__Written request__.
Find the word "ylabel" in the material below and gather every line that contains it.

===== Data for this exercise =====

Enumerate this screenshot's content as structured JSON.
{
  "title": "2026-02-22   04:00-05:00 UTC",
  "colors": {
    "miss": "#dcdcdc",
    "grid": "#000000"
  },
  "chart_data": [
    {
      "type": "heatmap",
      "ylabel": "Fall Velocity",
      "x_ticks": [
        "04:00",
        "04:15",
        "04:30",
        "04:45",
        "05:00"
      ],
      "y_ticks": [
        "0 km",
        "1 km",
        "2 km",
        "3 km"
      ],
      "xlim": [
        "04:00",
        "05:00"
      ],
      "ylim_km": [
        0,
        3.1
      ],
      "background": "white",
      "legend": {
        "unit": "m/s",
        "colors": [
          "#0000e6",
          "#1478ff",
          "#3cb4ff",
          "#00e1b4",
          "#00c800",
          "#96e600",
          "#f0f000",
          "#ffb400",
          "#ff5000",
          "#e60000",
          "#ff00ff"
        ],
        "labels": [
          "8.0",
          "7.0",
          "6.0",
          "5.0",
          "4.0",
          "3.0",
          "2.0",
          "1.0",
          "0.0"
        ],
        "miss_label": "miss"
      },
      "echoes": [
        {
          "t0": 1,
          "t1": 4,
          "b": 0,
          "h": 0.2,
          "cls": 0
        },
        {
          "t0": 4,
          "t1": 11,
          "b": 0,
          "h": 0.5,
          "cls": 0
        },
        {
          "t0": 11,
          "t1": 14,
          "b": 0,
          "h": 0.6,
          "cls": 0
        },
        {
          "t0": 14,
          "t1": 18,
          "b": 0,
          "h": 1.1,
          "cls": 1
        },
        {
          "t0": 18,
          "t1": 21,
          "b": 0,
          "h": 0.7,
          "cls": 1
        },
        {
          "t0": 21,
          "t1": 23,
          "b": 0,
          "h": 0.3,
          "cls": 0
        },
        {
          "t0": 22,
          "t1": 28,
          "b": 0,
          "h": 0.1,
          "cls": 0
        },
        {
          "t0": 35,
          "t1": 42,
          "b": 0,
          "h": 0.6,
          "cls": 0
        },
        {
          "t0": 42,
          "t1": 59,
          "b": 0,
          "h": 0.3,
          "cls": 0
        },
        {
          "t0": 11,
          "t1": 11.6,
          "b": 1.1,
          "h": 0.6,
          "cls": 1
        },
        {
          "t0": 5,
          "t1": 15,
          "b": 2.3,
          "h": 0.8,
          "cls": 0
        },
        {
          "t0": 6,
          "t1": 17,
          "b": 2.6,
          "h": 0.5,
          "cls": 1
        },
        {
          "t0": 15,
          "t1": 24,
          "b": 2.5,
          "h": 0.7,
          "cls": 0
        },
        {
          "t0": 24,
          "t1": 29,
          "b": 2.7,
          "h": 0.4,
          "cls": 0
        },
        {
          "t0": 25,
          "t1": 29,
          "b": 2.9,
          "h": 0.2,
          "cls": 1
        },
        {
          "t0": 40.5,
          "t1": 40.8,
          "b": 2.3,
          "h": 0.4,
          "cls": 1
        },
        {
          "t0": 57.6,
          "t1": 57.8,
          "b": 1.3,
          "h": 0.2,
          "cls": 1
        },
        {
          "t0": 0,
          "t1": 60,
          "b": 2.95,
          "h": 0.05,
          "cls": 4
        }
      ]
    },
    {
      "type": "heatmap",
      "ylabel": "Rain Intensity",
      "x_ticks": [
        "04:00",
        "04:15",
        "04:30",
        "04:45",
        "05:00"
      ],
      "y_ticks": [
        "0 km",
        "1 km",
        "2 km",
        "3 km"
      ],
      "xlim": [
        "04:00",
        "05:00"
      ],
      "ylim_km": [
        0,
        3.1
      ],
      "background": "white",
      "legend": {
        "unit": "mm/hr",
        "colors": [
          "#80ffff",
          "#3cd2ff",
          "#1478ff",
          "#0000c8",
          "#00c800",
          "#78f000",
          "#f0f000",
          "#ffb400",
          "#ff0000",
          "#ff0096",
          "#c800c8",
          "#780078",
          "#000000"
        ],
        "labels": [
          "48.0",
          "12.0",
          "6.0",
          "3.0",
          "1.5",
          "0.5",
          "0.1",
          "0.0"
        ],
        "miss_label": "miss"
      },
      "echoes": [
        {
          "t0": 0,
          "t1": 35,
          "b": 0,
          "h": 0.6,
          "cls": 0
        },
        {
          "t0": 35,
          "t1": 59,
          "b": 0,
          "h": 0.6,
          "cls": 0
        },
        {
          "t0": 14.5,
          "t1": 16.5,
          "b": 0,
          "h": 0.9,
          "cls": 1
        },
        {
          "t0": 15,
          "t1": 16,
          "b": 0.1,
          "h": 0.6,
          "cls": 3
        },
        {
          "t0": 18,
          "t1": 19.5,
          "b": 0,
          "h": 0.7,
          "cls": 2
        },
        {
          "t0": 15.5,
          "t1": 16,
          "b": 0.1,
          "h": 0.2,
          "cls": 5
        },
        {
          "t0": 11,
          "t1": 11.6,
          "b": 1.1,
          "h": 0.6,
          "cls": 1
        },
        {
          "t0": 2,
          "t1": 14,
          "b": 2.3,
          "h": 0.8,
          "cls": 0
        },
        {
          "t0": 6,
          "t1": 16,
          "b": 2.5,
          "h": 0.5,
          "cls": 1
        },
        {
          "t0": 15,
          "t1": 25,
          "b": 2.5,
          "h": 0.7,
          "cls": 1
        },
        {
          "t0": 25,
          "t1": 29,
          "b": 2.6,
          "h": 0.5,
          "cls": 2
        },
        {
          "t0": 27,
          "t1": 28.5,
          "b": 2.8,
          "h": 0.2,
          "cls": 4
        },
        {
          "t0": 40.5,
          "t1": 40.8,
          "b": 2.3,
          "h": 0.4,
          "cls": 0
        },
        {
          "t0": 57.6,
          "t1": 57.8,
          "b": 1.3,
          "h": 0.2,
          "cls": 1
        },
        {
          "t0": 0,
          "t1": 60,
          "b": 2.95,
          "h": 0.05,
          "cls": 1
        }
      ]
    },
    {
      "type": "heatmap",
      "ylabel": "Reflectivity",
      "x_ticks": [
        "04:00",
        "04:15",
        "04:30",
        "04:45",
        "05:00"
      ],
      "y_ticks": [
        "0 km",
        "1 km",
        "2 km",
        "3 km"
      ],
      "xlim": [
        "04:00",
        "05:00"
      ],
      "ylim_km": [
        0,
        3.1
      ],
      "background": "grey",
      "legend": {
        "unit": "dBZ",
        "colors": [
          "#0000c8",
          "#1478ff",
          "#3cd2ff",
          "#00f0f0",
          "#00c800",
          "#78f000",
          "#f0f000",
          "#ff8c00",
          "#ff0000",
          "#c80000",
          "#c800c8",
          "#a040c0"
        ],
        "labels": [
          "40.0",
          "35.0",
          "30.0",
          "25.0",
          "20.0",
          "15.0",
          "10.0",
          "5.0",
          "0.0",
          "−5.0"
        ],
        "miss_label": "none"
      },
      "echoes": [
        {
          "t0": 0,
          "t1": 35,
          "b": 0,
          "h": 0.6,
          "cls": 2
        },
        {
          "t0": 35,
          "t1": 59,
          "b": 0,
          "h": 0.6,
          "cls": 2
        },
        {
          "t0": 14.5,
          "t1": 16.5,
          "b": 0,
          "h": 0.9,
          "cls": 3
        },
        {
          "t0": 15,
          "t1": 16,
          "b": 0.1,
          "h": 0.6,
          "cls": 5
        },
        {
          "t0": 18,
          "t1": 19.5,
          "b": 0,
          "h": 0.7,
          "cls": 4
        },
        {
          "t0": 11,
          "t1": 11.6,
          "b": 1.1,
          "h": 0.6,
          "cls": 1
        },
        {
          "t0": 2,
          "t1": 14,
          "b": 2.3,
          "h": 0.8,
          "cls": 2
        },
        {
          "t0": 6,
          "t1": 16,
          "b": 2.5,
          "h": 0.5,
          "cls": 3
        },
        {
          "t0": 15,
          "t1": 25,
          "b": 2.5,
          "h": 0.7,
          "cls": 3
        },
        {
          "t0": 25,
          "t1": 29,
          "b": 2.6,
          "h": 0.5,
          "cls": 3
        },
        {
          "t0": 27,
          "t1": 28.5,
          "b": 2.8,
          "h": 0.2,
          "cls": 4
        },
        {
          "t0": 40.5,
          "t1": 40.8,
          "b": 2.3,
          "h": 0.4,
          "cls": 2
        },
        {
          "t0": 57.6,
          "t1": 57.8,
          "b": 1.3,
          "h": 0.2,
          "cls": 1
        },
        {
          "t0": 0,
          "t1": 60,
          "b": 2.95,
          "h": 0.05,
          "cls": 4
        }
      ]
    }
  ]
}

=====

__Response to this task__.
      "ylabel": "Fall Velocity",
      "ylabel": "Rain Intensity",
      "ylabel": "Reflectivity",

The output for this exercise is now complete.